Given exercise. Return the records exactly as they are.

Saved entries
↓

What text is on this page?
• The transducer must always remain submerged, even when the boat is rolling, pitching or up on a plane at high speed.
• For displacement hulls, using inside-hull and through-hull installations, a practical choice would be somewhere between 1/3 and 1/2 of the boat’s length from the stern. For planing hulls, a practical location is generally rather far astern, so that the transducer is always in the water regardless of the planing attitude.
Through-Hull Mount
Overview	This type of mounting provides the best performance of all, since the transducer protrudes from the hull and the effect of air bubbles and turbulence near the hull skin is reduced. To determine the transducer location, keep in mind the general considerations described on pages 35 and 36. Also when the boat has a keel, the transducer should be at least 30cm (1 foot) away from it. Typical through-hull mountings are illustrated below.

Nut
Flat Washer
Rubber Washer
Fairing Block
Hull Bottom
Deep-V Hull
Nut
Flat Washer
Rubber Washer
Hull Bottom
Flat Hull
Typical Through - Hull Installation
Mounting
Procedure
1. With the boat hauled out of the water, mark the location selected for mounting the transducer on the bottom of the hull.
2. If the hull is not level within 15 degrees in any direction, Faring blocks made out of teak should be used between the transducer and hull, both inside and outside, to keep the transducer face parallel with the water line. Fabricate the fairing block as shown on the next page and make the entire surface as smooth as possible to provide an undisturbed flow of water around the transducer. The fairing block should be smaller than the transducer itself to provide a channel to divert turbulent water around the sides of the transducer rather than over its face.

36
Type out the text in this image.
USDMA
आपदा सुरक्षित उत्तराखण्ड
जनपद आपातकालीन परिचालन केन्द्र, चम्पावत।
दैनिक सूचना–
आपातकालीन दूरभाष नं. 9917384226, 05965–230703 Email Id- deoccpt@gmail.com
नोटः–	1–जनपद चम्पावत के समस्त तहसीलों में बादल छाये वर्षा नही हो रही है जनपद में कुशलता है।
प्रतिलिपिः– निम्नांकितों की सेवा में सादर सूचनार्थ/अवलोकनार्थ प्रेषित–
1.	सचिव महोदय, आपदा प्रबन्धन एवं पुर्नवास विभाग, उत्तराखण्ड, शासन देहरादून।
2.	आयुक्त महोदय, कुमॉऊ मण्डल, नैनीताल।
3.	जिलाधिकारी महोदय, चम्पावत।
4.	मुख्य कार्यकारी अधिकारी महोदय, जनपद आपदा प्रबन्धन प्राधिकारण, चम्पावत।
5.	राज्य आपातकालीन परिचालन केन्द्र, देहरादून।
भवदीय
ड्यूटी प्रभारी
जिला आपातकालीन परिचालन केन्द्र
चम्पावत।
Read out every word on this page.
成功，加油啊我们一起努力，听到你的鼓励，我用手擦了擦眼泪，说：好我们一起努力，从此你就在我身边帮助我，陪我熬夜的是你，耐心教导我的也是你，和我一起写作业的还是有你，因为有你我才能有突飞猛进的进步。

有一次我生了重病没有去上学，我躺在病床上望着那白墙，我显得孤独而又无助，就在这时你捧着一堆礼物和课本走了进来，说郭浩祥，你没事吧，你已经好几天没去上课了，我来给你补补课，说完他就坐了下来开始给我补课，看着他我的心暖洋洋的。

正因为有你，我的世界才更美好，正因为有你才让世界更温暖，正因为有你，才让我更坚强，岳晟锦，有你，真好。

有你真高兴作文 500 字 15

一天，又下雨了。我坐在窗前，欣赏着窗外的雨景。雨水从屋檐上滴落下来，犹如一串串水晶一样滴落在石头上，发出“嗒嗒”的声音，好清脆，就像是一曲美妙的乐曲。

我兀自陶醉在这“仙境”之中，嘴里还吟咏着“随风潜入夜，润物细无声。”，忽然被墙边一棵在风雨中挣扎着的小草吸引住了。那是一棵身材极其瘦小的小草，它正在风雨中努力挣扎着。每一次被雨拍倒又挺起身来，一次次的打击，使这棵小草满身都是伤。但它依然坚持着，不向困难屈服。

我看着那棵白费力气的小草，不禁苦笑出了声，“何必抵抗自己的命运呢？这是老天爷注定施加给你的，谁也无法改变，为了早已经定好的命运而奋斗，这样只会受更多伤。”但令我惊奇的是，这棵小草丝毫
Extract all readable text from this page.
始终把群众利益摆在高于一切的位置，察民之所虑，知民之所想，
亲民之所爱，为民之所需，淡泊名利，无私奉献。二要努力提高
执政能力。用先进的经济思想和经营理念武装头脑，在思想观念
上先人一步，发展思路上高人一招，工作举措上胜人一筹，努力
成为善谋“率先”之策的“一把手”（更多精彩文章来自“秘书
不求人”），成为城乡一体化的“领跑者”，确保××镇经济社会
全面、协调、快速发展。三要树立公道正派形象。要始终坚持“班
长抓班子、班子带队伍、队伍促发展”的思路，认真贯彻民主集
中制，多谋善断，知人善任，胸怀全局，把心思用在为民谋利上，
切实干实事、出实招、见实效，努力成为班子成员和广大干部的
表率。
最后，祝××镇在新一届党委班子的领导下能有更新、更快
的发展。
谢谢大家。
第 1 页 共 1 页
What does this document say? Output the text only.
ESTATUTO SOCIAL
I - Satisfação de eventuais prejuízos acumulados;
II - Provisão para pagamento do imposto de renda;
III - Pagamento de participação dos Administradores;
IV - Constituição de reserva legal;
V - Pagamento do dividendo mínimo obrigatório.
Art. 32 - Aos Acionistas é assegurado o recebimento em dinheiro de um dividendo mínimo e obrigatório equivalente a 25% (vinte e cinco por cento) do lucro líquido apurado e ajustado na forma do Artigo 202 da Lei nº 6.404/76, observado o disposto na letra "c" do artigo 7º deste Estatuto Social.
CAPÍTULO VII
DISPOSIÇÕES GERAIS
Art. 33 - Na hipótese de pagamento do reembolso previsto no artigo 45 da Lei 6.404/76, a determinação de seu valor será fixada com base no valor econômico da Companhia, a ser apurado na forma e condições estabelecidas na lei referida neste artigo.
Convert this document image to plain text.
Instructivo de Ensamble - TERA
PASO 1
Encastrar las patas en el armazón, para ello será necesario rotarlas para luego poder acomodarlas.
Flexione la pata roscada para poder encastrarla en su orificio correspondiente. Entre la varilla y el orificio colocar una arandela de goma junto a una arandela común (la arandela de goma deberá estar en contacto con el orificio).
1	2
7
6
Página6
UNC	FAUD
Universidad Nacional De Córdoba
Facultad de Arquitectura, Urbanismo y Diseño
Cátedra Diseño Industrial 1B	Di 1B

↑

Correct output.
What text is on this page?
• The transducer must always remain submerged, even when the boat is rolling, pitching or up on a plane at high speed.
• For displacement hulls, using inside-hull and through-hull installations, a practical choice would be somewhere between 1/3 and 1/2 of the boat’s length from the stern. For planing hulls, a practical location is generally rather far astern, so that the transducer is always in the water regardless of the planing attitude.
Through-Hull Mount
Overview	This type of mounting provides the best performance of all, since the transducer protrudes from the hull and the effect of air bubbles and turbulence near the hull skin is reduced. To determine the transducer location, keep in mind the general considerations described on pages 35 and 36. Also when the boat has a keel, the transducer should be at least 30cm (1 foot) away from it. Typical through-hull mountings are illustrated below.

Nut
Flat Washer
Rubber Washer
Fairing Block
Hull Bottom
Deep-V Hull
Nut
Flat Washer
Rubber Washer
Hull Bottom
Flat Hull
Typical Through - Hull Installation
Mounting
Procedure
1. With the boat hauled out of the water, mark the location selected for mounting the transducer on the bottom of the hull.
2. If the hull is not level within 15 degrees in any direction, Faring blocks made out of teak should be used between the transducer and hull, both inside and outside, to keep the transducer face parallel with the water line. Fabricate the fairing block as shown on the next page and make the entire surface as smooth as possible to provide an undisturbed flow of water around the transducer. The fairing block should be smaller than the transducer itself to provide a channel to divert turbulent water around the sides of the transducer rather than over its face.

36
Type out the text in this image.
USDMA
आपदा सुरक्षित उत्तराखण्ड
जनपद आपातकालीन परिचालन केन्द्र, चम्पावत।
दैनिक सूचना–
आपातकालीन दूरभाष नं. 9917384226, 05965–230703 Email Id- deoccpt@gmail.com
नोटः–	1–जनपद चम्पावत के समस्त तहसीलों में बादल छाये वर्षा नही हो रही है जनपद में कुशलता है।
प्रतिलिपिः– निम्नांकितों की सेवा में सादर सूचनार्थ/अवलोकनार्थ प्रेषित–
1.	सचिव महोदय, आपदा प्रबन्धन एवं पुर्नवास विभाग, उत्तराखण्ड, शासन देहरादून।
2.	आयुक्त महोदय, कुमॉऊ मण्डल, नैनीताल।
3.	जिलाधिकारी महोदय, चम्पावत।
4.	मुख्य कार्यकारी अधिकारी महोदय, जनपद आपदा प्रबन्धन प्राधिकारण, चम्पावत।
5.	राज्य आपातकालीन परिचालन केन्द्र, देहरादून।
भवदीय
ड्यूटी प्रभारी
जिला आपातकालीन परिचालन केन्द्र
चम्पावत।
Read out every word on this page.
成功，加油啊我们一起努力，听到你的鼓励，我用手擦了擦眼泪，说：好我们一起努力，从此你就在我身边帮助我，陪我熬夜的是你，耐心教导我的也是你，和我一起写作业的还是有你，因为有你我才能有突飞猛进的进步。

有一次我生了重病没有去上学，我躺在病床上望着那白墙，我显得孤独而又无助，就在这时你捧着一堆礼物和课本走了进来，说郭浩祥，你没事吧，你已经好几天没去上课了，我来给你补补课，说完他就坐了下来开始给我补课，看着他我的心暖洋洋的。

正因为有你，我的世界才更美好，正因为有你才让世界更温暖，正因为有你，才让我更坚强，岳晟锦，有你，真好。

有你真高兴作文 500 字 15

一天，又下雨了。我坐在窗前，欣赏着窗外的雨景。雨水从屋檐上滴落下来，犹如一串串水晶一样滴落在石头上，发出“嗒嗒”的声音，好清脆，就像是一曲美妙的乐曲。

我兀自陶醉在这“仙境”之中，嘴里还吟咏着“随风潜入夜，润物细无声。”，忽然被墙边一棵在风雨中挣扎着的小草吸引住了。那是一棵身材极其瘦小的小草，它正在风雨中努力挣扎着。每一次被雨拍倒又挺起身来，一次次的打击，使这棵小草满身都是伤。但它依然坚持着，不向困难屈服。

我看着那棵白费力气的小草，不禁苦笑出了声，“何必抵抗自己的命运呢？这是老天爷注定施加给你的，谁也无法改变，为了早已经定好的命运而奋斗，这样只会受更多伤。”但令我惊奇的是，这棵小草丝毫
Extract all readable text from this page.
始终把群众利益摆在高于一切的位置，察民之所虑，知民之所想，
亲民之所爱，为民之所需，淡泊名利，无私奉献。二要努力提高
执政能力。用先进的经济思想和经营理念武装头脑，在思想观念
上先人一步，发展思路上高人一招，工作举措上胜人一筹，努力
成为善谋“率先”之策的“一把手”（更多精彩文章来自“秘书
不求人”），成为城乡一体化的“领跑者”，确保××镇经济社会
全面、协调、快速发展。三要树立公道正派形象。要始终坚持“班
长抓班子、班子带队伍、队伍促发展”的思路，认真贯彻民主集
中制，多谋善断，知人善任，胸怀全局，把心思用在为民谋利上，
切实干实事、出实招、见实效，努力成为班子成员和广大干部的
表率。
最后，祝××镇在新一届党委班子的领导下能有更新、更快
的发展。
谢谢大家。
第 1 页 共 1 页
What does this document say? Output the text only.
ESTATUTO SOCIAL
I - Satisfação de eventuais prejuízos acumulados;
II - Provisão para pagamento do imposto de renda;
III - Pagamento de participação dos Administradores;
IV - Constituição de reserva legal;
V - Pagamento do dividendo mínimo obrigatório.
Art. 32 - Aos Acionistas é assegurado o recebimento em dinheiro de um dividendo mínimo e obrigatório equivalente a 25% (vinte e cinco por cento) do lucro líquido apurado e ajustado na forma do Artigo 202 da Lei nº 6.404/76, observado o disposto na letra "c" do artigo 7º deste Estatuto Social.
CAPÍTULO VII
DISPOSIÇÕES GERAIS
Art. 33 - Na hipótese de pagamento do reembolso previsto no artigo 45 da Lei 6.404/76, a determinação de seu valor será fixada com base no valor econômico da Companhia, a ser apurado na forma e condições estabelecidas na lei referida neste artigo.
Convert this document image to plain text.
Instructivo de Ensamble - TERA
PASO 1
Encastrar las patas en el armazón, para ello será necesario rotarlas para luego poder acomodarlas.
Flexione la pata roscada para poder encastrarla en su orificio correspondiente. Entre la varilla y el orificio colocar una arandela de goma junto a una arandela común (la arandela de goma deberá estar en contacto con el orificio).
1	2
7
6
Página6
UNC	FAUD
Universidad Nacional De Córdoba
Facultad de Arquitectura, Urbanismo y Diseño
Cátedra Diseño Industrial 1B	Di 1B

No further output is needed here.